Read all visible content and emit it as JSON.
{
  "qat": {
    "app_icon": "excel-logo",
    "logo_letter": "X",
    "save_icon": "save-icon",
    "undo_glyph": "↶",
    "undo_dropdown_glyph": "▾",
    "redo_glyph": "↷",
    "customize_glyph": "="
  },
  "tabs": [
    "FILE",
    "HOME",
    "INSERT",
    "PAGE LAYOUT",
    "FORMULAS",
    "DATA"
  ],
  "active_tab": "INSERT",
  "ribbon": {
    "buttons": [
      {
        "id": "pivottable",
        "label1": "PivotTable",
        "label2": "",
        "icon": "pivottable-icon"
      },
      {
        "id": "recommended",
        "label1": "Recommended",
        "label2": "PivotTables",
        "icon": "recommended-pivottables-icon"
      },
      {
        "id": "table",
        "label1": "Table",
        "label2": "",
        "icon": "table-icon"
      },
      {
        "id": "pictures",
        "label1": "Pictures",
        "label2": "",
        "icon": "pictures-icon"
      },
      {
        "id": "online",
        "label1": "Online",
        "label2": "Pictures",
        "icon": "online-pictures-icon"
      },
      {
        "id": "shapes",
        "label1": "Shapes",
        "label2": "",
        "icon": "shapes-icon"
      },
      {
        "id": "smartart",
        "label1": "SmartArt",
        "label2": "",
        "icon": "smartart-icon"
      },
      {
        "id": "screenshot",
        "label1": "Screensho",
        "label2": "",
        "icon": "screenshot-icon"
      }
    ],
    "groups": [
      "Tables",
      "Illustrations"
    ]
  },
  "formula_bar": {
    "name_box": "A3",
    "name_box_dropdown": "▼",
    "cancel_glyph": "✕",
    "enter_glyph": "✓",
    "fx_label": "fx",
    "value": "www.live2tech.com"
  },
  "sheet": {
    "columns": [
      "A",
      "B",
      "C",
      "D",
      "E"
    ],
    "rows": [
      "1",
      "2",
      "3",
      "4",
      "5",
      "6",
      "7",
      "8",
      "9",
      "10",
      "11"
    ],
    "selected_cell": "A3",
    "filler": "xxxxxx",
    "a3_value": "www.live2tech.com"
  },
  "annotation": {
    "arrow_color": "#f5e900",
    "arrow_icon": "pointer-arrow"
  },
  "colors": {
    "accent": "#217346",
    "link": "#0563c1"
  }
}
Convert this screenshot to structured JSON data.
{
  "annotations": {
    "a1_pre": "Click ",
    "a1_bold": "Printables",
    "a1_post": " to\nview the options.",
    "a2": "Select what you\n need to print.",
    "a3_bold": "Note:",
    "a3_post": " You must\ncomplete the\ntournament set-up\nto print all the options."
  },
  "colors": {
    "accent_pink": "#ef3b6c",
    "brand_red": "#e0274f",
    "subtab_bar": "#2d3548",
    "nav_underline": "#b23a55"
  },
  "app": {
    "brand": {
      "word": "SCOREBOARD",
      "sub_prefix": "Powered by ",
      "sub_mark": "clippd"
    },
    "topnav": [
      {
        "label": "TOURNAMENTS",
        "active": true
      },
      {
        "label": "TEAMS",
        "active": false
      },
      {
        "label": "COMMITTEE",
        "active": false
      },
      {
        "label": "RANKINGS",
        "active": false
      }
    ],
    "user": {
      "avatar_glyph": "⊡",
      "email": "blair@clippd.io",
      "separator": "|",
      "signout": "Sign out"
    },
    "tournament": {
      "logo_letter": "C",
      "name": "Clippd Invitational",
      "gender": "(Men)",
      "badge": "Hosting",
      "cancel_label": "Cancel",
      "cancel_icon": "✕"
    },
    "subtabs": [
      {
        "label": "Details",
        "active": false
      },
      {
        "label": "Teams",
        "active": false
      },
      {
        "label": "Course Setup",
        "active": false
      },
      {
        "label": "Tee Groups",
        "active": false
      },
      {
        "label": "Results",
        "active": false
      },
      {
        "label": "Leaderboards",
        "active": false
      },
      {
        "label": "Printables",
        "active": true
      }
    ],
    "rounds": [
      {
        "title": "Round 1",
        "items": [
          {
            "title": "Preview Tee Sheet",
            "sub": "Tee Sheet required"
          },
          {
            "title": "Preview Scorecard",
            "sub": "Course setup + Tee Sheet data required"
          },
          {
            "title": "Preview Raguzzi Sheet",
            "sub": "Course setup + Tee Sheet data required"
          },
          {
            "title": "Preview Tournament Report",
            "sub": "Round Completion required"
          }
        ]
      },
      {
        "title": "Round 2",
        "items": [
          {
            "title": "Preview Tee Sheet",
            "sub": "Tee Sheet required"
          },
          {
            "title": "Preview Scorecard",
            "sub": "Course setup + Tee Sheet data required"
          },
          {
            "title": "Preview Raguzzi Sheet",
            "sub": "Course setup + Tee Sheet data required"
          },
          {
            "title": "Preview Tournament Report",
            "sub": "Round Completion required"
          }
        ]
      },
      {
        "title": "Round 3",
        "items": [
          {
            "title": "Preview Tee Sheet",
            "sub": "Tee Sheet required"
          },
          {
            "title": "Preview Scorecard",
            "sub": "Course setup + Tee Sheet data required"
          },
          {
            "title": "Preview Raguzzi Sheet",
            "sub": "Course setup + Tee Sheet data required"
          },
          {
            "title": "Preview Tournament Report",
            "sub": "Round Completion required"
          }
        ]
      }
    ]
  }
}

---+---

Problem statement
Reproduce the entries above in full, verbatim.

Expected answer
Read all visible content and emit it as JSON.
{
  "qat": {
    "app_icon": "excel-logo",
    "logo_letter": "X",
    "save_icon": "save-icon",
    "undo_glyph": "↶",
    "undo_dropdown_glyph": "▾",
    "redo_glyph": "↷",
    "customize_glyph": "="
  },
  "tabs": [
    "FILE",
    "HOME",
    "INSERT",
    "PAGE LAYOUT",
    "FORMULAS",
    "DATA"
  ],
  "active_tab": "INSERT",
  "ribbon": {
    "buttons": [
      {
        "id": "pivottable",
        "label1": "PivotTable",
        "label2": "",
        "icon": "pivottable-icon"
      },
      {
        "id": "recommended",
        "label1": "Recommended",
        "label2": "PivotTables",
        "icon": "recommended-pivottables-icon"
      },
      {
        "id": "table",
        "label1": "Table",
        "label2": "",
        "icon": "table-icon"
      },
      {
        "id": "pictures",
        "label1": "Pictures",
        "label2": "",
        "icon": "pictures-icon"
      },
      {
        "id": "online",
        "label1": "Online",
        "label2": "Pictures",
        "icon": "online-pictures-icon"
      },
      {
        "id": "shapes",
        "label1": "Shapes",
        "label2": "",
        "icon": "shapes-icon"
      },
      {
        "id": "smartart",
        "label1": "SmartArt",
        "label2": "",
        "icon": "smartart-icon"
      },
      {
        "id": "screenshot",
        "label1": "Screensho",
        "label2": "",
        "icon": "screenshot-icon"
      }
    ],
    "groups": [
      "Tables",
      "Illustrations"
    ]
  },
  "formula_bar": {
    "name_box": "A3",
    "name_box_dropdown": "▼",
    "cancel_glyph": "✕",
    "enter_glyph": "✓",
    "fx_label": "fx",
    "value": "www.live2tech.com"
  },
  "sheet": {
    "columns": [
      "A",
      "B",
      "C",
      "D",
      "E"
    ],
    "rows": [
      "1",
      "2",
      "3",
      "4",
      "5",
      "6",
      "7",
      "8",
      "9",
      "10",
      "11"
    ],
    "selected_cell": "A3",
    "filler": "xxxxxx",
    "a3_value": "www.live2tech.com"
  },
  "annotation": {
    "arrow_color": "#f5e900",
    "arrow_icon": "pointer-arrow"
  },
  "colors": {
    "accent": "#217346",
    "link": "#0563c1"
  }
}
Convert this screenshot to structured JSON data.
{
  "annotations": {
    "a1_pre": "Click ",
    "a1_bold": "Printables",
    "a1_post": " to\nview the options.",
    "a2": "Select what you\n need to print.",
    "a3_bold": "Note:",
    "a3_post": " You must\ncomplete the\ntournament set-up\nto print all the options."
  },
  "colors": {
    "accent_pink": "#ef3b6c",
    "brand_red": "#e0274f",
    "subtab_bar": "#2d3548",
    "nav_underline": "#b23a55"
  },
  "app": {
    "brand": {
      "word": "SCOREBOARD",
      "sub_prefix": "Powered by ",
      "sub_mark": "clippd"
    },
    "topnav": [
      {
        "label": "TOURNAMENTS",
        "active": true
      },
      {
        "label": "TEAMS",
        "active": false
      },
      {
        "label": "COMMITTEE",
        "active": false
      },
      {
        "label": "RANKINGS",
        "active": false
      }
    ],
    "user": {
      "avatar_glyph": "⊡",
      "email": "blair@clippd.io",
      "separator": "|",
      "signout": "Sign out"
    },
    "tournament": {
      "logo_letter": "C",
      "name": "Clippd Invitational",
      "gender": "(Men)",
      "badge": "Hosting",
      "cancel_label": "Cancel",
      "cancel_icon": "✕"
    },
    "subtabs": [
      {
        "label": "Details",
        "active": false
      },
      {
        "label": "Teams",
        "active": false
      },
      {
        "label": "Course Setup",
        "active": false
      },
      {
        "label": "Tee Groups",
        "active": false
      },
      {
        "label": "Results",
        "active": false
      },
      {
        "label": "Leaderboards",
        "active": false
      },
      {
        "label": "Printables",
        "active": true
      }
    ],
    "rounds": [
      {
        "title": "Round 1",
        "items": [
          {
            "title": "Preview Tee Sheet",
            "sub": "Tee Sheet required"
          },
          {
            "title": "Preview Scorecard",
            "sub": "Course setup + Tee Sheet data required"
          },
          {
            "title": "Preview Raguzzi Sheet",
            "sub": "Course setup + Tee Sheet data required"
          },
          {
            "title": "Preview Tournament Report",
            "sub": "Round Completion required"
          }
        ]
      },
      {
        "title": "Round 2",
        "items": [
          {
            "title": "Preview Tee Sheet",
            "sub": "Tee Sheet required"
          },
          {
            "title": "Preview Scorecard",
            "sub": "Course setup + Tee Sheet data required"
          },
          {
            "title": "Preview Raguzzi Sheet",
            "sub": "Course setup + Tee Sheet data required"
          },
          {
            "title": "Preview Tournament Report",
            "sub": "Round Completion required"
          }
        ]
      },
      {
        "title": "Round 3",
        "items": [
          {
            "title": "Preview Tee Sheet",
            "sub": "Tee Sheet required"
          },
          {
            "title": "Preview Scorecard",
            "sub": "Course setup + Tee Sheet data required"
          },
          {
            "title": "Preview Raguzzi Sheet",
            "sub": "Course setup + Tee Sheet data required"
          },
          {
            "title": "Preview Tournament Report",
            "sub": "Round Completion required"
          }
        ]
      }
    ]
  }
}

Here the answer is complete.